-- SHORT TASK --
Locate every line in the records below that contains the word "title", and copy each one.

(Entries taken from a collection)
───
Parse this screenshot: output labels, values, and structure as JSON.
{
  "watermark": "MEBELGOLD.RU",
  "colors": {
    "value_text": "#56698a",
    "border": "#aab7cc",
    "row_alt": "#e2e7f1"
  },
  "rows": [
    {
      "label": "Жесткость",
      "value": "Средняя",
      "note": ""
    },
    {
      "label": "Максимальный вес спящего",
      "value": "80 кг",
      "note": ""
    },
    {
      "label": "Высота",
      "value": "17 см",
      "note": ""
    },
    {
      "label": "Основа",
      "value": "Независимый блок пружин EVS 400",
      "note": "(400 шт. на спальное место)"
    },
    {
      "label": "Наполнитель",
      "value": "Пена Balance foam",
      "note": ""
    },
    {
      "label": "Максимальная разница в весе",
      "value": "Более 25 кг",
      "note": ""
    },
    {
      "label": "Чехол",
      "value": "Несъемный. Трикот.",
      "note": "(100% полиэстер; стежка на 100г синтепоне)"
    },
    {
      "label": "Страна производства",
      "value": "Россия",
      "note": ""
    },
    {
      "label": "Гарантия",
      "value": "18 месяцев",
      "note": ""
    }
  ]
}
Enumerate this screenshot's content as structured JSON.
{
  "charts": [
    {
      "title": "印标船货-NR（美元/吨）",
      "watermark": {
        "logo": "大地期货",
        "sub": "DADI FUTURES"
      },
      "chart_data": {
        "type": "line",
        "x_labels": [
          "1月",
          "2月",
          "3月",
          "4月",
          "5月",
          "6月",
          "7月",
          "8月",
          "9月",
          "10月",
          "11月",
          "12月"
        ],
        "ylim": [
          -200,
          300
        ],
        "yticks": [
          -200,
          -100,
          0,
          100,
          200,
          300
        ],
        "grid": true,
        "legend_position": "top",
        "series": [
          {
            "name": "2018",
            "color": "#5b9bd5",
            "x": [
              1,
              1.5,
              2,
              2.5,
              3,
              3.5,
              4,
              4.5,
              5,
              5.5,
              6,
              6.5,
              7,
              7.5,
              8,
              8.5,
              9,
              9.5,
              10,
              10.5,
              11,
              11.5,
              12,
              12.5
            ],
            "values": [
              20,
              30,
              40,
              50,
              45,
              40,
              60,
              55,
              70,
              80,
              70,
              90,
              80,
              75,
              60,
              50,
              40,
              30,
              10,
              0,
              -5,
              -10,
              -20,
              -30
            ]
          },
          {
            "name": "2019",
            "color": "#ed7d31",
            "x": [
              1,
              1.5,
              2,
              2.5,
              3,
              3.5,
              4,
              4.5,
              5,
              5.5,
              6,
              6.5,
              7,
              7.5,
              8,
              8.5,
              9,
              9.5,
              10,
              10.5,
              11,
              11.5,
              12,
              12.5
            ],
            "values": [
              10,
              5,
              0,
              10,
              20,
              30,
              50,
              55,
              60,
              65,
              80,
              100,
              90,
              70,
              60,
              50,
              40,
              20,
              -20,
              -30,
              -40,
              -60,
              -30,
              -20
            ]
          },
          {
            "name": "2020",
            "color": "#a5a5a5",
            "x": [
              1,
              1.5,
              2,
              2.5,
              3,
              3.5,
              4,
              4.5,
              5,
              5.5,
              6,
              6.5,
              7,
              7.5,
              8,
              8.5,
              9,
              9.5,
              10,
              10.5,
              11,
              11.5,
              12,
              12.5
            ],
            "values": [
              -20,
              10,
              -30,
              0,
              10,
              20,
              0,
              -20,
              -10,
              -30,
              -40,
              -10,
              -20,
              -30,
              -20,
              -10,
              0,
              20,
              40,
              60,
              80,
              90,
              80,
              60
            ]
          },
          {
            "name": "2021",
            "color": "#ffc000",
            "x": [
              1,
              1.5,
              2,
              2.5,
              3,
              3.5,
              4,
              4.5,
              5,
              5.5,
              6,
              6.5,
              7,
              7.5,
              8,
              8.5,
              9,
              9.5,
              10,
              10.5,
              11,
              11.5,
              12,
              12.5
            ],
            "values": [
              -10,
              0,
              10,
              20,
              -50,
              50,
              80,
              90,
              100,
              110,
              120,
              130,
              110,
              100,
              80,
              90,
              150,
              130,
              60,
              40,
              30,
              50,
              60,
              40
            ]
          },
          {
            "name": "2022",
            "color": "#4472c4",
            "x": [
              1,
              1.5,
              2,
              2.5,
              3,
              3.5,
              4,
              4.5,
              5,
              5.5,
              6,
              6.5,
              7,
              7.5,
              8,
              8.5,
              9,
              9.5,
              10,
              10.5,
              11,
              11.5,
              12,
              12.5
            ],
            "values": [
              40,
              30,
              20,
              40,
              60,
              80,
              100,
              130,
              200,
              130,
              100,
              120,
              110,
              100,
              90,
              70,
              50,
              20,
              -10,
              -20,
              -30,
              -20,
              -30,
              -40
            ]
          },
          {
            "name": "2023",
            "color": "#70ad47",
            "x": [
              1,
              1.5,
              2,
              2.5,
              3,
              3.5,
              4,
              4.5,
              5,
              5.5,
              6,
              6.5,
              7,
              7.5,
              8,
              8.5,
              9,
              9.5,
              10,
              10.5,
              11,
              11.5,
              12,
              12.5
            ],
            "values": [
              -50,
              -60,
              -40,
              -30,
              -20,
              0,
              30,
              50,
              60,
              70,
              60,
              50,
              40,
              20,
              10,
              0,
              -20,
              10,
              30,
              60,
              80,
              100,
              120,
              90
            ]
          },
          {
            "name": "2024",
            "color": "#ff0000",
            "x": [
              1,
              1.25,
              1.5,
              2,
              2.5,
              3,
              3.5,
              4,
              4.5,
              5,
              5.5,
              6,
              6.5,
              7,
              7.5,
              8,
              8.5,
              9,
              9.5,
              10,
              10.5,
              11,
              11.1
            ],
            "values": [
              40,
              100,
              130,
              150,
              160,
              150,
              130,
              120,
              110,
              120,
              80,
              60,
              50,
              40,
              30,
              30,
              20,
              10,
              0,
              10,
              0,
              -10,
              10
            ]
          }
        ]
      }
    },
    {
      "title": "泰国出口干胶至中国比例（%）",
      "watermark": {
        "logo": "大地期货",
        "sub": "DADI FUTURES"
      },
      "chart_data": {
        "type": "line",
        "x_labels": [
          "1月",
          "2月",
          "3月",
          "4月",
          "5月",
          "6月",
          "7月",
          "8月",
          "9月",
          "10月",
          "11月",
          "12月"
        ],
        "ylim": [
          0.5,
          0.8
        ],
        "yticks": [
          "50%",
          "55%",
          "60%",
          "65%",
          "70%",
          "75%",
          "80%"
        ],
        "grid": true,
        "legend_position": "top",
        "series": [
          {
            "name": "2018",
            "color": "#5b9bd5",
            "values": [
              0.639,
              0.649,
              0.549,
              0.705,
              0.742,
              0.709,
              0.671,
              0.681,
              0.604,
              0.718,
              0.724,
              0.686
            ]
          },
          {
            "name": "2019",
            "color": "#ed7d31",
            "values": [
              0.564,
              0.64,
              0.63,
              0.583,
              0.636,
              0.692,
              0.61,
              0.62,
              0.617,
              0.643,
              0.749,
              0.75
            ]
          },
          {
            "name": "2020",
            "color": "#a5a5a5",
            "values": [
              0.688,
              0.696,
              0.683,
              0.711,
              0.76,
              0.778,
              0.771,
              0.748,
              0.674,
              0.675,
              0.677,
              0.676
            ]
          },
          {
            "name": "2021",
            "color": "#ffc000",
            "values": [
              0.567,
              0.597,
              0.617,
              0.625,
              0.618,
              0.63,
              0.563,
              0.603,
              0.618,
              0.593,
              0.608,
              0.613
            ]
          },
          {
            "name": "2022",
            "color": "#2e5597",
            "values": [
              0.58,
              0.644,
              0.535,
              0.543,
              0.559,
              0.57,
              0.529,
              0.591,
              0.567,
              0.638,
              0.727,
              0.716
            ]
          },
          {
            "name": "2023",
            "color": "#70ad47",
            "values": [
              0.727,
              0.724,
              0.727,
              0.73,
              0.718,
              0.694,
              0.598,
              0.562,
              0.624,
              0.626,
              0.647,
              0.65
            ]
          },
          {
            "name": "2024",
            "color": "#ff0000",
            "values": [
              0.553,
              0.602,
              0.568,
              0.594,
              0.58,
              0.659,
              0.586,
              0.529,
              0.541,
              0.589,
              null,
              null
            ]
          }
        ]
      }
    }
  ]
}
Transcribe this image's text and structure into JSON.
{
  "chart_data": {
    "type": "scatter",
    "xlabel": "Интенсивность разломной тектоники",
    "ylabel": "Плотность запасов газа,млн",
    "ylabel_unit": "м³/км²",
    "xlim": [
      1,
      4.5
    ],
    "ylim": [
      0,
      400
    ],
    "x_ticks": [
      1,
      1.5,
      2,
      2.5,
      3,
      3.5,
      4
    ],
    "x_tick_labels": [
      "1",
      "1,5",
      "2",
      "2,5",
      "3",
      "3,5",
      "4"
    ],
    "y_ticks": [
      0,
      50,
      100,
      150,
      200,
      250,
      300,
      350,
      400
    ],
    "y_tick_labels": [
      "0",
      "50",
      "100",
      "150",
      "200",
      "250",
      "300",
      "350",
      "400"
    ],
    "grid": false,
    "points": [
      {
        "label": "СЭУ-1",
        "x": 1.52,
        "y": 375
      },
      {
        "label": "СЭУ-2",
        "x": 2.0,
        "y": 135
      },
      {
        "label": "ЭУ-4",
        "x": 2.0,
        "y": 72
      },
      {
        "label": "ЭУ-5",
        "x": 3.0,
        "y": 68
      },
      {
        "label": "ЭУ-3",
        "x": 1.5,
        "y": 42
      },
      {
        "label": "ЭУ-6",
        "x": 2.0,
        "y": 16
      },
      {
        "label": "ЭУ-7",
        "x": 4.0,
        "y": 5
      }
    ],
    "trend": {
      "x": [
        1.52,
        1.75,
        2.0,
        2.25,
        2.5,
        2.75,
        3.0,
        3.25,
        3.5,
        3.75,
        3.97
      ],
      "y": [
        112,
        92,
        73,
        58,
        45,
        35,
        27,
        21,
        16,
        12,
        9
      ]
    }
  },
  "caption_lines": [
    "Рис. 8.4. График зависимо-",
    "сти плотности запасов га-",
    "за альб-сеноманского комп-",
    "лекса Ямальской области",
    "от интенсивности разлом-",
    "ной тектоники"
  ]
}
───
-- SOLUTION TO THIS TASK --
      "title": "印标船货-NR（美元/吨）",
      "title": "泰国出口干胶至中国比例（%）",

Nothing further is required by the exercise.